**GOAL OF THE EXERCISE**:
Please convert the rows from the line with "candle-up [481,365,488,370]" up to and including the line with "price-axis: 107.575 106.125" into a JSON list of strings, one string per line, leaving out any blank lines.

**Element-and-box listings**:

● ● ● ●

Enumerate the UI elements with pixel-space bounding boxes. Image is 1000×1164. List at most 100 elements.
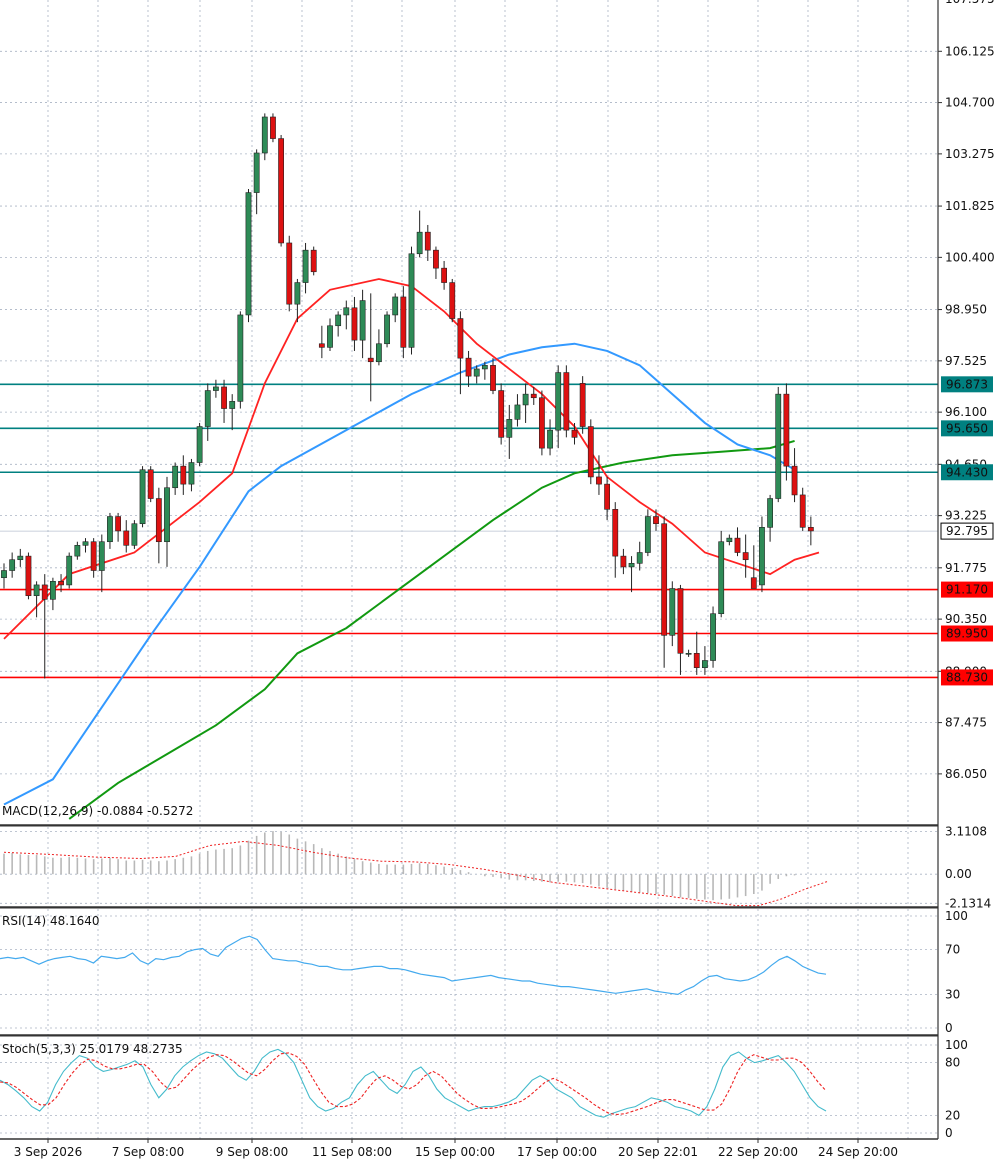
candle-up [481,365,488,370]
price-tick-label: 103.275 [945,147,995,161]
price-tick-label: 93.225 [945,509,987,523]
price-tick-label: 106.125 [945,44,995,58]
price-tick-label: 97.525 [945,354,987,368]
candle-up [514,404,521,420]
panel-frames [0,0,939,1140]
price-tick-label: 104.700 [945,96,995,110]
candle-up [164,487,170,543]
candle-up [416,231,423,255]
candle-down [278,138,284,244]
ma-slow-line [68,439,795,820]
candle-down [41,584,48,600]
candle-up [506,419,513,438]
candle-up [49,581,56,600]
stoch-tick-label: 100 [945,1038,968,1052]
price-tick-label: 86.050 [945,767,987,781]
candle-down [400,296,407,348]
candle-down [742,552,749,561]
candle-up [644,516,651,553]
candle-down [441,267,447,283]
level-tag-label: 94.430 [946,465,988,479]
candle-up [229,401,236,409]
rsi-line [0,935,827,996]
level-tag-label: 88.730 [946,670,988,684]
candle-down [750,577,757,589]
candle-down [563,372,570,431]
price-axis: 107.575 106.125 104.700 103.275 101.825 100.4… [938,0,995,1140]
candle-down [661,523,668,636]
macd-panel [3,831,828,907]
candle-up [343,307,350,316]
stochastic-panel [0,1048,827,1118]
candle-down [115,516,121,532]
candle-up [710,613,716,661]
ma-fast-line [3,278,820,640]
candle-up [759,527,765,586]
level-tag [941,625,993,642]
candle-up [9,559,16,571]
candle-up [172,465,179,489]
candle-down [433,249,439,269]
candle-up [628,563,635,568]
candle-up [701,660,708,669]
candle-down [807,527,814,532]
candle-up [33,584,40,597]
candle-down [25,555,32,597]
level-tag [941,669,993,686]
candle-down [799,494,806,528]
candle-up [327,325,333,348]
time-tick-label: 3 Sep 2026 [14,1145,82,1159]
candle-down [90,541,97,571]
candle-up [775,393,782,499]
time-tick-label: 9 Sep 08:00 [216,1145,288,1159]
grid-lines [0,0,938,1139]
candle-down [620,555,627,568]
candle-down [579,383,586,427]
time-axis: 3 Sep 2026 7 Sep 08:00 9 Sep 08:00 11 Sep 0… [14,1139,898,1159]
candle-up [547,429,553,449]
macd-tick-label: -2.1314 [945,896,991,910]
macd-tick-label: 0.00 [945,867,972,881]
candle-up [245,192,252,316]
rsi-tick-label: 70 [945,943,960,957]
price-tick-label: 96.100 [945,405,987,419]
price-tags: 96.873 95.650 94.430 91.170 89.950 88.730 92.7… [940,376,994,686]
candle-up [359,300,366,341]
time-tick-label: 7 Sep 08:00 [112,1145,184,1159]
candle-down [604,483,610,510]
price-tick-label: 107.575 [945,0,995,6]
candle-up [237,314,244,402]
candle-down [123,530,130,546]
stoch-signal-line [0,1052,827,1116]
candle-up [473,368,480,377]
candle-up [139,469,146,525]
time-tick-label: 11 Sep 08:00 [312,1145,392,1159]
candle-up [204,390,211,427]
macd-label: MACD(12,26,9) -0.0884 -0.5272 [2,804,193,818]
candle-up [302,249,309,283]
candle-down [612,509,619,557]
current-price-tag [940,522,994,540]
candle-down [791,465,798,496]
candle-down [286,242,293,305]
level-tag-label: 91.170 [946,583,988,597]
level-tag [941,464,993,481]
stoch-tick-label: 80 [945,1056,960,1070]
rsi-tick-label: 100 [945,909,968,923]
candle-up [82,541,89,546]
candle-down [653,516,659,525]
candle-up [636,552,643,564]
time-tick-label: 17 Sep 00:00 [517,1145,597,1159]
candle-up [726,537,733,543]
candle-up [392,296,399,316]
rsi-tick-label: 0 [945,1021,953,1035]
candle-down [221,386,227,409]
candle-up [213,386,219,391]
time-tick-label: 20 Sep 22:01 [618,1145,698,1159]
candle-up [188,462,195,485]
candle-down [58,581,64,586]
candle-down [318,343,325,348]
macd-signal-line [3,840,828,907]
candle-down [538,397,545,449]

● ● ● ●

**SOLUTION TO THIS EXERCISE**:
[
  "candle-up [481,365,488,370]",
  "price-tick-label: 103.275 [945,147,995,161]",
  "price-tick-label: 93.225 [945,509,987,523]",
  "price-tick-label: 106.125 [945,44,995,58]",
  "price-tick-label: 97.525 [945,354,987,368]",
  "candle-up [514,404,521,420]",
  "panel-frames [0,0,939,1140]",
  "price-tick-label: 104.700 [945,96,995,110]",
  "candle-up [164,487,170,543]",
  "candle-up [416,231,423,255]",
  "candle-down [278,138,284,244]",
  "ma-slow-line [68,439,795,820]",
  "candle-down [41,584,48,600]",
  "candle-up [506,419,513,438]",
  "candle-up [49,581,56,600]",
  "stoch-tick-label: 100 [945,1038,968,1052]",
  "price-tick-label: 86.050 [945,767,987,781]",
  "candle-down [400,296,407,348]",
  "candle-down [742,552,749,561]",
  "candle-up [644,516,651,553]",
  "candle-down [441,267,447,283]",
  "level-tag-label: 94.430 [946,465,988,479]",
  "candle-up [229,401,236,409]",
  "rsi-line [0,935,827,996]",
  "level-tag-label: 88.730 [946,670,988,684]",
  "candle-down [750,577,757,589]",
  "candle-down [563,372,570,431]",
  "price-axis: 107.575 106.125 104.700 103.275 101.825 100.4… [938,0,995,1140]"
]